§ **EXERCISE TASK**: Search the data below for the string "นายน". Extract every line that contains it.

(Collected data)
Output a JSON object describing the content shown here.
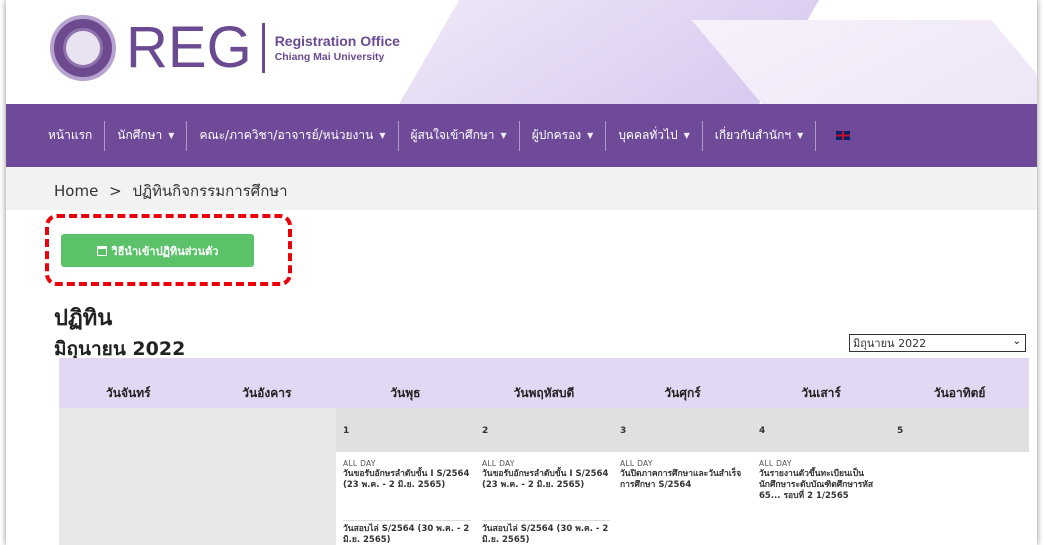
{
  "header": {
    "logo_text": "REG",
    "office_line1": "Registration Office",
    "office_line2": "Chiang Mai University"
  },
  "nav": [
    {
      "label": "หน้าแรก",
      "dropdown": false
    },
    {
      "label": "นักศึกษา",
      "dropdown": true
    },
    {
      "label": "คณะ/ภาควิชา/อาจารย์/หน่วยงาน",
      "dropdown": true
    },
    {
      "label": "ผู้สนใจเข้าศึกษา",
      "dropdown": true
    },
    {
      "label": "ผู้ปกครอง",
      "dropdown": true
    },
    {
      "label": "บุคคลทั่วไป",
      "dropdown": true
    },
    {
      "label": "เกี่ยวกับสำนักฯ",
      "dropdown": true
    },
    {
      "label": "",
      "dropdown": false,
      "icon": "uk-flag-icon"
    }
  ],
  "breadcrumb": {
    "home": "Home",
    "separator": ">",
    "current": "ปฏิทินกิจกรรมการศึกษา"
  },
  "import_button": "วิธีนำเข้าปฏิทินส่วนตัว",
  "page_title": "ปฏิทิน",
  "month_title": "มิถุนายน 2022",
  "month_select": "มิถุนายน 2022",
  "weekdays": [
    "วันจันทร์",
    "วันอังคาร",
    "วันพุธ",
    "วันพฤหัสบดี",
    "วันศุกร์",
    "วันเสาร์",
    "วันอาทิตย์"
  ],
  "dates": [
    "1",
    "2",
    "3",
    "4",
    "5"
  ],
  "events": [
    {
      "tag": "ALL DAY",
      "title": "วันขอรับอักษรลำดับขั้น I S/2564 (23 พ.ค. - 2 มิ.ย. 2565)",
      "second": "วันสอบไล่ S/2564 (30 พ.ค. - 2 มิ.ย. 2565)"
    },
    {
      "tag": "ALL DAY",
      "title": "วันขอรับอักษรลำดับขั้น I S/2564 (23 พ.ค. - 2 มิ.ย. 2565)",
      "second": "วันสอบไล่ S/2564 (30 พ.ค. - 2 มิ.ย. 2565)"
    },
    {
      "tag": "ALL DAY",
      "title": "วันปิดภาคการศึกษาและวันสำเร็จการศึกษา S/2564",
      "second": ""
    },
    {
      "tag": "ALL DAY",
      "title": "วันรายงานตัวขึ้นทะเบียนเป็นนักศึกษาระดับบัณฑิตศึกษารหัส 65... รอบที่ 2 1/2565",
      "second": ""
    }
  ]
}
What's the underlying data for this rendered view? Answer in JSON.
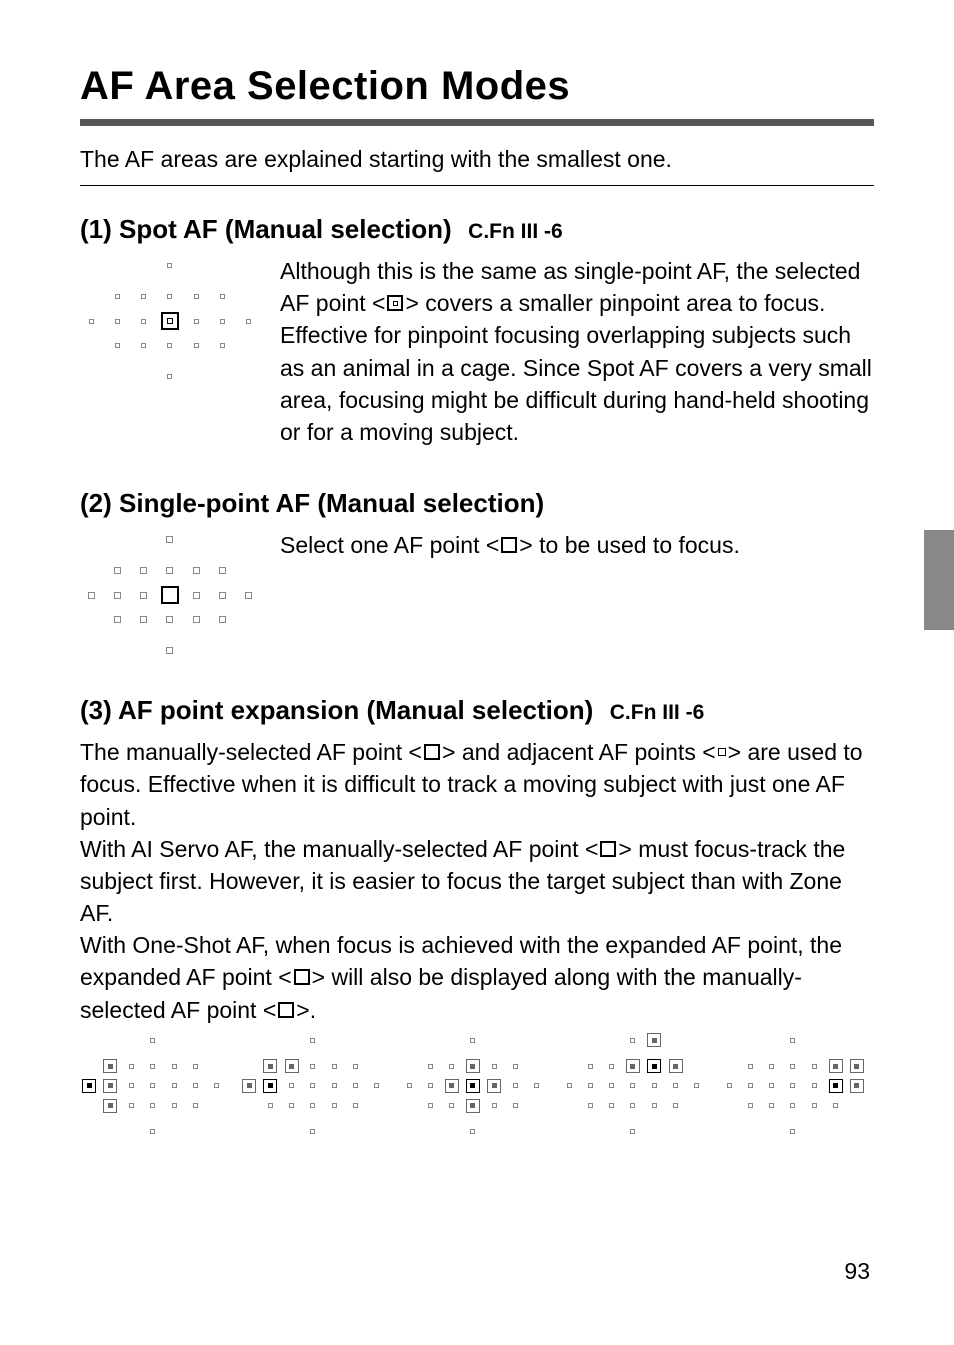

§ **TASK OUTPUT**:
  "month_title": "มิถุนายน 2022",
  "month_select": "มิถุนายน 2022",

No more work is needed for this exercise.